◆ What is asked: Can you reproduce the grammar text word for word, from "Any terminal symbol" to "will help clarify."?

The definition of a production

Repetition

{...}

Zero or more occurrences of the symbol(s) defined in the braces.

Optional

[...]

The symbol(s) defined in subscript brackets are not required to appear.

Grouping

(...)

Any terminal symbol from within this group is valid.

Please make sure to post on Ed if you do not understand the notation below. Do not just assume. We will help clarify.

Program = Types Declarations Functions 'eof'                                                       ;
Types = {TypeDeclaration}                                                                          ;
TypeDeclaration = 'type' 'id' 'struct' '{' Fields '}' ';'                                          ;
Fields = Decl ';' {Decl ';'}                                                                       ;
Decl = 'id' Type                                                                                   ;
Type = 'int' | 'bool' | '*' 'id'                                                                   ;
Declarations = {Declaration}                                                                       ;
Declaration = 'var' Ids Type ';'                                                                   ;
Ids = 'id' {',' 'id'}                                                                              ;
Functions = {Function}                                                                             ;
Function = 'func' 'id' Parameters [ReturnType] '{' Declarations Statements '}'                     ;
Parameters = '(' [ Decl {',' Decl}] ')'                                                            ;
ReturnType = type                                                                                  ;
Statements = {Statement}                                                                           ;
Statement = Block | Assignment | Print | Delete | Read | Conditional | Loop | Return  | Invocation ;
Read = 'scan' LValue ';'                                                                           ;
Block = '{' Statements '}'                                                                         ;
Delete = 'delete' Expression ';'                                                                   ;
Assignment = LValue '=' Expression ';'                                                             ;
Print = 'printf' '(' 'string' { ',' Expression} ')'  ';'                                           ;
Conditional = 'if' '(' Expression ')' Block ['else' Block]                                         ;
Loop = 'for' '(' Expression ')' Block                                                              ;
Return = 'return' [Expression] ';'                                                                 ;
Invocation = 'id' Arguments ';'                                                                    ;
Arguments = '(' [Expression {',' Expression}] ')'                                                  ;
LValue = 'id' {'.' id}                                                                             ;
Expression = BoolTerm {'||' BoolTerm}                                                              ;
BoolTerm = EqualTerm {'&&' EqualTerm}                                                              ;
EqualTerm =  RelationTerm {('=='| '!=') RelationTerm}                                              ;
RelationTerm = SimpleTerm {('>'| '<' | '<=' | '>=') SimpleTerm}                                    ;
SimpleTerm = Term {('+'| '-') Term}                                                                ;
Term = UnaryTerm {('*'| '/') UnaryTerm}                                                            ;
UnaryTerm = '!' SelectorTerm | '-' SelectorTerm | SelectorTerm                                     ;
SelectorTerm = Factor {'.' 'id'}                                                                   ;
Factor = '(' Expression ')' | 'id' [Arguments] | 'number' | 'new' 'id' | 'true' | 'false' | 'nil'  ;

Lexical Analysis Information

The following rules provides additional information needed for lexical analysis:

  • A valid program ends with an end-of-file indicator (EOF).

[Raw items]
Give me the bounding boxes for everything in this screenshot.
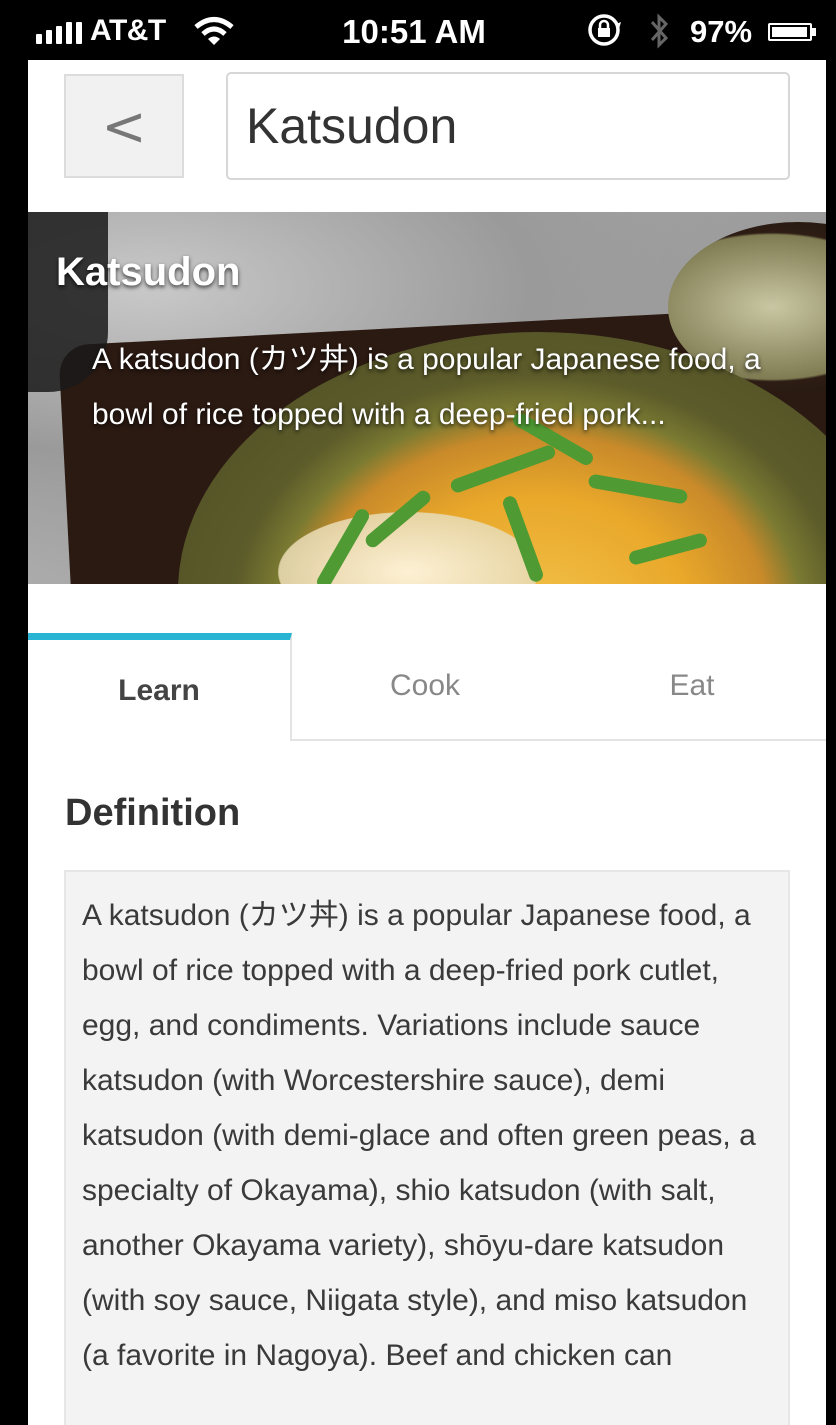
search-input[interactable] — [226, 72, 790, 180]
status-bar: AT&T 10:51 AM 97% — [0, 0, 836, 60]
back-button[interactable]: < — [64, 74, 184, 178]
bluetooth-icon — [650, 13, 669, 49]
hero-description: A katsudon (カツ丼) is a popular Japanese f… — [92, 343, 761, 431]
device-bezel-right — [826, 0, 836, 1425]
app-screen: AT&T 10:51 AM 97% < Katsudon Katsudon A … — [0, 0, 836, 1425]
tab-bar: Learn Cook Eat — [28, 633, 826, 741]
tab-eat[interactable]: Eat — [558, 633, 826, 741]
battery-tip — [812, 28, 816, 36]
battery-percent: 97% — [690, 14, 753, 49]
definition-box: A katsudon (カツ丼) is a popular Japanese f… — [64, 870, 790, 1425]
section-title: Definition — [65, 792, 241, 834]
hero-title: Katsudon — [56, 250, 241, 294]
battery-icon — [768, 23, 812, 41]
definition-text: A katsudon (カツ丼) is a popular Japanese f… — [82, 899, 756, 1372]
tab-cook[interactable]: Cook — [292, 633, 558, 741]
app-header: < — [28, 60, 826, 214]
rotation-lock-icon — [588, 14, 621, 46]
tab-learn[interactable]: Learn — [28, 633, 292, 741]
device-bezel-left — [0, 0, 28, 1425]
hero-banner: Katsudon A katsudon (カツ丼) is a popular J… — [28, 212, 826, 584]
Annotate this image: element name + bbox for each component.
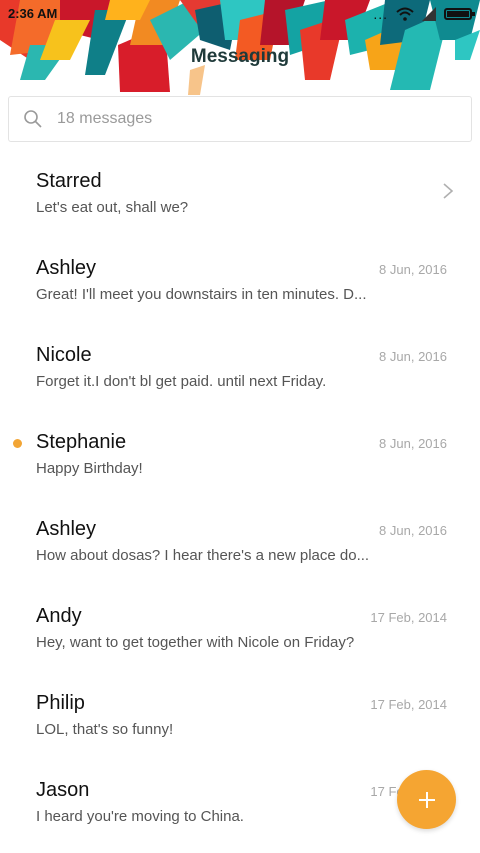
conversation-name: Stephanie bbox=[36, 431, 127, 453]
search-input[interactable]: 18 messages bbox=[57, 110, 152, 128]
unread-indicator-icon bbox=[13, 439, 22, 448]
conversation-preview: Let's eat out, shall we? bbox=[36, 199, 189, 216]
conversation-row[interactable]: Nicole 8 Jun, 2016 Forget it.I don't bl … bbox=[0, 316, 480, 403]
conversation-name: Starred bbox=[36, 170, 102, 192]
conversation-name: Andy bbox=[36, 605, 82, 627]
conversation-name: Jason bbox=[36, 779, 90, 801]
wifi-icon bbox=[396, 7, 414, 21]
conversation-row[interactable]: Stephanie 8 Jun, 2016 Happy Birthday! bbox=[0, 403, 480, 490]
page-title: Messaging bbox=[190, 46, 290, 67]
conversation-row[interactable]: Andy 17 Feb, 2014 Hey, want to get toget… bbox=[0, 577, 480, 664]
conversation-name: Nicole bbox=[36, 344, 92, 366]
battery-icon bbox=[444, 8, 475, 20]
search-bar[interactable]: 18 messages bbox=[8, 96, 472, 142]
conversation-preview: Great! I'll meet you downstairs in ten m… bbox=[36, 286, 367, 303]
conversation-preview: How about dosas? I hear there's a new pl… bbox=[36, 547, 370, 564]
plus-icon bbox=[418, 791, 435, 808]
conversation-row[interactable]: Ashley 8 Jun, 2016 How about dosas? I he… bbox=[0, 490, 480, 577]
conversation-preview: Happy Birthday! bbox=[36, 460, 143, 477]
status-icons: ... bbox=[373, 5, 475, 23]
notification-dots-icon: ... bbox=[373, 6, 388, 22]
new-message-button[interactable] bbox=[397, 770, 456, 829]
conversation-row[interactable]: Philip 17 Feb, 2014 LOL, that's so funny… bbox=[0, 664, 480, 751]
conversation-date: 8 Jun, 2016 bbox=[379, 262, 447, 277]
conversation-name: Ashley bbox=[36, 257, 97, 279]
status-bar: 2:36 AM ... bbox=[0, 0, 480, 28]
conversation-date: 17 Feb, 2014 bbox=[370, 610, 447, 625]
conversation-list: Starred Let's eat out, shall we? Ashley … bbox=[0, 142, 480, 838]
conversation-date: 8 Jun, 2016 bbox=[379, 436, 447, 451]
signal-icon bbox=[422, 7, 436, 21]
conversation-name: Philip bbox=[36, 692, 85, 714]
chevron-right-icon bbox=[443, 183, 454, 199]
conversation-date: 17 Feb, 2014 bbox=[370, 697, 447, 712]
conversation-preview: Forget it.I don't bl get paid. until nex… bbox=[36, 373, 327, 390]
search-icon bbox=[24, 110, 42, 128]
conversation-row[interactable]: Ashley 8 Jun, 2016 Great! I'll meet you … bbox=[0, 229, 480, 316]
status-time: 2:36 AM bbox=[8, 6, 58, 21]
conversation-preview: Hey, want to get together with Nicole on… bbox=[36, 634, 355, 651]
starred-folder-row[interactable]: Starred Let's eat out, shall we? bbox=[0, 142, 480, 229]
conversation-preview: LOL, that's so funny! bbox=[36, 721, 174, 738]
conversation-preview: I heard you're moving to China. bbox=[36, 808, 244, 825]
conversation-date: 8 Jun, 2016 bbox=[379, 349, 447, 364]
conversation-name: Ashley bbox=[36, 518, 97, 540]
conversation-date: 8 Jun, 2016 bbox=[379, 523, 447, 538]
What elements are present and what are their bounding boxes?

◆ Solution:
Any terminal symbol from within this group is valid.

Please make sure to post on Ed if you do not understand the notation below. Do not just assume. We will help clarify.